▶ Provided information:
▬▬▬▬▬▬
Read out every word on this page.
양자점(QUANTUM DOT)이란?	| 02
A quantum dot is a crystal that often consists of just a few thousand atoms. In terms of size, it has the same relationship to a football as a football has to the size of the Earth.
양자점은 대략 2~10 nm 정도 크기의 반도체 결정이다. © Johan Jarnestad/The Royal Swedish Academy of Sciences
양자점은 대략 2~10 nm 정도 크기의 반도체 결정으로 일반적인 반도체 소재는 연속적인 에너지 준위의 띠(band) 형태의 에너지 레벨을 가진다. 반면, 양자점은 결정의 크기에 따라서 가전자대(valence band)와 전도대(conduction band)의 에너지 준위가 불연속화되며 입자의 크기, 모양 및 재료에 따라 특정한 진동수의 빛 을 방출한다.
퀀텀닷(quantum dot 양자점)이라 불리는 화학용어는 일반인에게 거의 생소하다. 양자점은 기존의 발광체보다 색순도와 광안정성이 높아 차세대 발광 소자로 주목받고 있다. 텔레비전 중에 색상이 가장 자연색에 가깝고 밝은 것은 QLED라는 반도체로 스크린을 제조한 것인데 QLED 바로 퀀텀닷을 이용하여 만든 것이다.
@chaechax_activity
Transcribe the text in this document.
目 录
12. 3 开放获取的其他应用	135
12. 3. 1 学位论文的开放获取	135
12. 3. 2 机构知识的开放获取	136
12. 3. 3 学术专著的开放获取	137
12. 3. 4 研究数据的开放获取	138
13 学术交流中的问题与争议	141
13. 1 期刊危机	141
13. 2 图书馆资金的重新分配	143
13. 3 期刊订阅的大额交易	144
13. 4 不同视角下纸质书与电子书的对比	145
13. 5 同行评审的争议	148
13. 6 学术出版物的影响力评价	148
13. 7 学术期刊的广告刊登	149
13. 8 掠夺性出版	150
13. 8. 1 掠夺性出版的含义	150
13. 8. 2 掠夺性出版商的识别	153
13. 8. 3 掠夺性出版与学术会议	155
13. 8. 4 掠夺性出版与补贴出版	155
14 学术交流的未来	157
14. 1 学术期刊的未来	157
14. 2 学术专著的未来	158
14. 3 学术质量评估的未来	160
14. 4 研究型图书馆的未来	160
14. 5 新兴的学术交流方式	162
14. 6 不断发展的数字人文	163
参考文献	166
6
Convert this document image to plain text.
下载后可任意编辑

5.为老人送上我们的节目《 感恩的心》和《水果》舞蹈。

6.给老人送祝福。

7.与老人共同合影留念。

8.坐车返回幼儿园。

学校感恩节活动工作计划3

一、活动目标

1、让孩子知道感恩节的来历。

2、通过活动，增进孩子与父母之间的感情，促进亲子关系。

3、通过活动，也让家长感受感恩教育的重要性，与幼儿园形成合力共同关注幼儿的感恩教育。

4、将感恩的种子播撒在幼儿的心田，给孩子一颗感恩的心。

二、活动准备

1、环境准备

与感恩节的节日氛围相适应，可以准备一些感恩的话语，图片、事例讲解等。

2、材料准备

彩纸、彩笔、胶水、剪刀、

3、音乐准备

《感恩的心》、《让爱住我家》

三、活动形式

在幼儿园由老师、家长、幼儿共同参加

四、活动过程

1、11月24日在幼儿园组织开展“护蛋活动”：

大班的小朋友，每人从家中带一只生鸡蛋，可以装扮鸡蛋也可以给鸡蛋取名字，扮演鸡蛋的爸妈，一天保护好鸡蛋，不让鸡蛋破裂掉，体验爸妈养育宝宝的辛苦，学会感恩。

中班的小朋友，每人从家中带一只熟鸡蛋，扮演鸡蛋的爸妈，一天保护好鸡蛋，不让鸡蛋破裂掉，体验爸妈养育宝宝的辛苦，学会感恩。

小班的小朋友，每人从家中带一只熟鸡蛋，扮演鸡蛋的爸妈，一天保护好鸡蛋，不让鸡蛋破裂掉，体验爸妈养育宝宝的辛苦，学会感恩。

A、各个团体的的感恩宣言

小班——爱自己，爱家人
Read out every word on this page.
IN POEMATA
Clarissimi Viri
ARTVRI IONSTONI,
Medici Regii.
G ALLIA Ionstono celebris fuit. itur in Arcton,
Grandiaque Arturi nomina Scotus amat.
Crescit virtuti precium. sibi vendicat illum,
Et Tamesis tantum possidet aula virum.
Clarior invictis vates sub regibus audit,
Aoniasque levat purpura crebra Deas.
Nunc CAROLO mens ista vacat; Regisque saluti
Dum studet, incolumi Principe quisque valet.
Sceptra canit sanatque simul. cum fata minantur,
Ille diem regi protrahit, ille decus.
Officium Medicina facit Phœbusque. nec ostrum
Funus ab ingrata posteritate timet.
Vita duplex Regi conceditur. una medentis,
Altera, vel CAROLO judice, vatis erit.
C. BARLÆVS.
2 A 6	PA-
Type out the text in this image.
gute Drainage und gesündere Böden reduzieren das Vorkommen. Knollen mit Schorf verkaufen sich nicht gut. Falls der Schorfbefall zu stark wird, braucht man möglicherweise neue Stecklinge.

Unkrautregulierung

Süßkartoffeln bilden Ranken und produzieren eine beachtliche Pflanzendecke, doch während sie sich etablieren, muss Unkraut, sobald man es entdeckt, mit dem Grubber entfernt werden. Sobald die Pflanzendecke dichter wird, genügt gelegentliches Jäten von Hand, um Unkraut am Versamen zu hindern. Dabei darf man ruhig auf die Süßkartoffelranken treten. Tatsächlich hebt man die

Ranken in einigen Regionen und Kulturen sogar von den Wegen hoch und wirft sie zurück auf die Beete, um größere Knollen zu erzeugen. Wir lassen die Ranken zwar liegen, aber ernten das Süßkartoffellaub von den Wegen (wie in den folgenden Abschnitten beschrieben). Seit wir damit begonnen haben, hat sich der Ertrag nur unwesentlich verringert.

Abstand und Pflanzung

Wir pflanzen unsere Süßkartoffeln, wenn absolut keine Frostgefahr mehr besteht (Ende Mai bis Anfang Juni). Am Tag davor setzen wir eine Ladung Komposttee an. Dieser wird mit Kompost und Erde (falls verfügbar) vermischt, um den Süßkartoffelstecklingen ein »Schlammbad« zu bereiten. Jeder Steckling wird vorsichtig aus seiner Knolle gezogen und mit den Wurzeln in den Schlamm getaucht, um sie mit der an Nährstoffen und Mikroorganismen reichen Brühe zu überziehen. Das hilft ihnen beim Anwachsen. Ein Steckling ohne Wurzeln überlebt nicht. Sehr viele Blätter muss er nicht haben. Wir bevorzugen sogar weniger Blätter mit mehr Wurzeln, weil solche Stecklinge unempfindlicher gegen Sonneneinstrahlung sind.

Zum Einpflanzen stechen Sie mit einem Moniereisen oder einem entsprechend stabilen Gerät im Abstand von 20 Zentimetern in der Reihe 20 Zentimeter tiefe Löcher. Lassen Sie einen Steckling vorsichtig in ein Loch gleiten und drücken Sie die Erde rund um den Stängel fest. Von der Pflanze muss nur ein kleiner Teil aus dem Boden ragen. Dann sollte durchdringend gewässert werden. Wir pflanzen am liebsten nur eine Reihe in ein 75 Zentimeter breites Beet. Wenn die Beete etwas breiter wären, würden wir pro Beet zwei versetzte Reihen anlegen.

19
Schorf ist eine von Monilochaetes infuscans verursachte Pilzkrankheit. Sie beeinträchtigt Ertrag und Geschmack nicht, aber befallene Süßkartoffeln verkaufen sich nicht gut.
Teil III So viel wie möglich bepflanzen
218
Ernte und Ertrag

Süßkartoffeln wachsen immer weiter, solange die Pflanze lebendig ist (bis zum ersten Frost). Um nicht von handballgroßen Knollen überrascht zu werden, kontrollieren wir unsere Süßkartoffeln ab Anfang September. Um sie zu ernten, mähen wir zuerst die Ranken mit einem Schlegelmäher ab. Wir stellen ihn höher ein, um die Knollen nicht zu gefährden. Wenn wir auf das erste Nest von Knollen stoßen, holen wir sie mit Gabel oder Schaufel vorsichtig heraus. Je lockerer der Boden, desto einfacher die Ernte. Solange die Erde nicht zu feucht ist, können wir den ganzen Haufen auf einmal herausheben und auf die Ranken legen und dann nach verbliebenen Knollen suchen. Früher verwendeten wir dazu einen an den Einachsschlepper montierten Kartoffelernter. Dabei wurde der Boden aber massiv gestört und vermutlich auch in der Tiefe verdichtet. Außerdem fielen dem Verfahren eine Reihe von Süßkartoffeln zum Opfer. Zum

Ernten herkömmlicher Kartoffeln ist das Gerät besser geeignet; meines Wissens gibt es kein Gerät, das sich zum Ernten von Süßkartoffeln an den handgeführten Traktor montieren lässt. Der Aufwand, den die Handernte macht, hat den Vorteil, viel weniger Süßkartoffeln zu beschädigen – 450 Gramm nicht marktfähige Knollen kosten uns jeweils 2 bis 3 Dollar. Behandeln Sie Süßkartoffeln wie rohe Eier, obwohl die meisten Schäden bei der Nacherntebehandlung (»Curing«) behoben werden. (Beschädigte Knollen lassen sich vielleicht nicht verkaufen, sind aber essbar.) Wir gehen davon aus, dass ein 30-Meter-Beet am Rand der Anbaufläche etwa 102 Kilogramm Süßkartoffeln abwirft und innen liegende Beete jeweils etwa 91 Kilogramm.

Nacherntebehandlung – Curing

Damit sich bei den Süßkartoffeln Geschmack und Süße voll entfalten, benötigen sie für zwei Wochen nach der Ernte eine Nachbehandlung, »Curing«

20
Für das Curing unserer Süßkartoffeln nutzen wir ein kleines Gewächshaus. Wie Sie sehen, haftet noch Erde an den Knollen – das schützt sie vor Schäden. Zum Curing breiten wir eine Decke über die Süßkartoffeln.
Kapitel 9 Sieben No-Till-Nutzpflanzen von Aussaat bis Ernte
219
▬▬▬▬▬▬
▶ Aim of the exercise:
Collect every line with the string "image" from the records, and copy each.

▶ Output for this task:
Convert this document image to plain text.
Type out the text in this image.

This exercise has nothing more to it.